::: SUPPLIED MATERIAL :::

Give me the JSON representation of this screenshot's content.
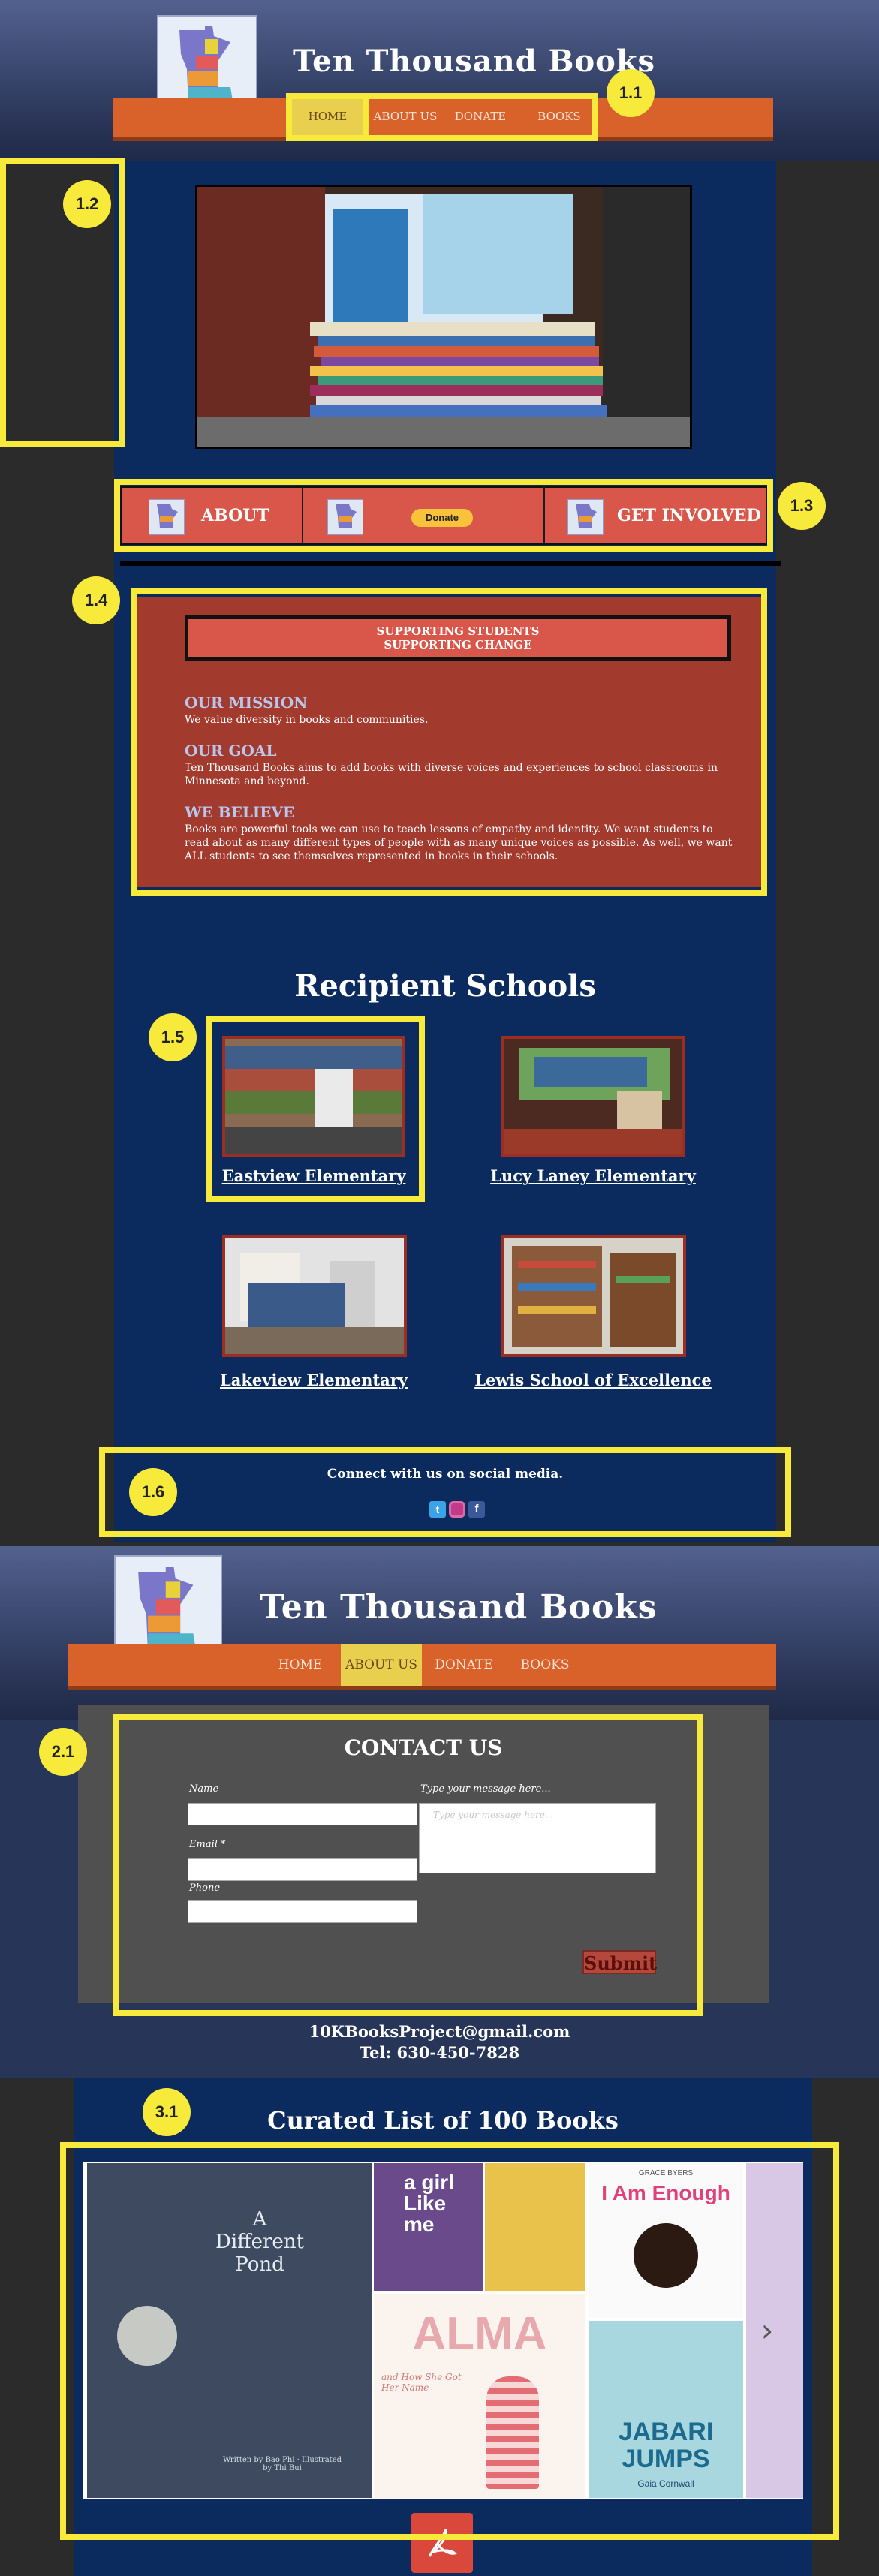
{
  "site": {
    "title": "Ten Thousand Books"
  },
  "nav": {
    "home": "HOME",
    "about": "ABOUT US",
    "donate": "DONATE",
    "books": "BOOKS"
  },
  "badges": {
    "b11": "1.1",
    "b12": "1.2",
    "b13": "1.3",
    "b14": "1.4",
    "b15": "1.5",
    "b16": "1.6",
    "b21": "2.1",
    "b31": "3.1"
  },
  "cta": {
    "about": "ABOUT",
    "donate_btn": "Donate",
    "involved": "GET INVOLVED"
  },
  "mission": {
    "banner_line1": "SUPPORTING STUDENTS",
    "banner_line2": "SUPPORTING CHANGE",
    "h1": "OUR MISSION",
    "p1": "We value diversity in books and communities.",
    "h2": "OUR GOAL",
    "p2": "Ten Thousand Books aims to add books with diverse voices and experiences to school classrooms in Minnesota and beyond.",
    "h3": "WE BELIEVE",
    "p3": "Books are powerful tools we can use to teach lessons of empathy and identity. We want students to read about as many different types of people with as many unique voices as possible. As well, we want ALL students to see themselves represented in books in their schools."
  },
  "schools": {
    "title": "Recipient Schools",
    "items": [
      "Eastview Elementary",
      "Lucy Laney Elementary",
      "Lakeview Elementary",
      "Lewis School of Excellence"
    ]
  },
  "social": {
    "text": "Connect with us on social media.",
    "icons": [
      "twitter-icon",
      "instagram-icon",
      "facebook-icon"
    ]
  },
  "contact": {
    "title": "CONTACT US",
    "name_label": "Name",
    "email_label": "Email *",
    "phone_label": "Phone",
    "message_label": "Type your message here...",
    "message_placeholder": "Type your message here...",
    "submit": "Submit",
    "email": "10KBooksProject@gmail.com",
    "tel": "Tel: 630-450-7828"
  },
  "books": {
    "title": "Curated List of 100 Books",
    "covers": [
      {
        "title": "A Different Pond",
        "subtitle": "Written by Bao Phi · Illustrated by Thi Bui"
      },
      {
        "title": "a girl Like me",
        "subtitle": ""
      },
      {
        "title": "",
        "subtitle": ""
      },
      {
        "title": "I Am Enough",
        "subtitle": "GRACE BYERS"
      },
      {
        "title": "ALMA",
        "subtitle": "and How She Got Her Name"
      },
      {
        "title": "JABARI JUMPS",
        "subtitle": "Gaia Cornwall"
      }
    ],
    "next": "›"
  },
  "colors": {
    "highlight": "#f7ea3a",
    "orange": "#d9622b",
    "navy": "#0b2b5e",
    "red": "#d9574a"
  }
}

:::

● **AIM OF THE EXERCISE**: From the data above, show each line that contains "your".

● **CORRECT OUTPUT**:
    "message_label": "Type your message here...",
    "message_placeholder": "Type your message here...",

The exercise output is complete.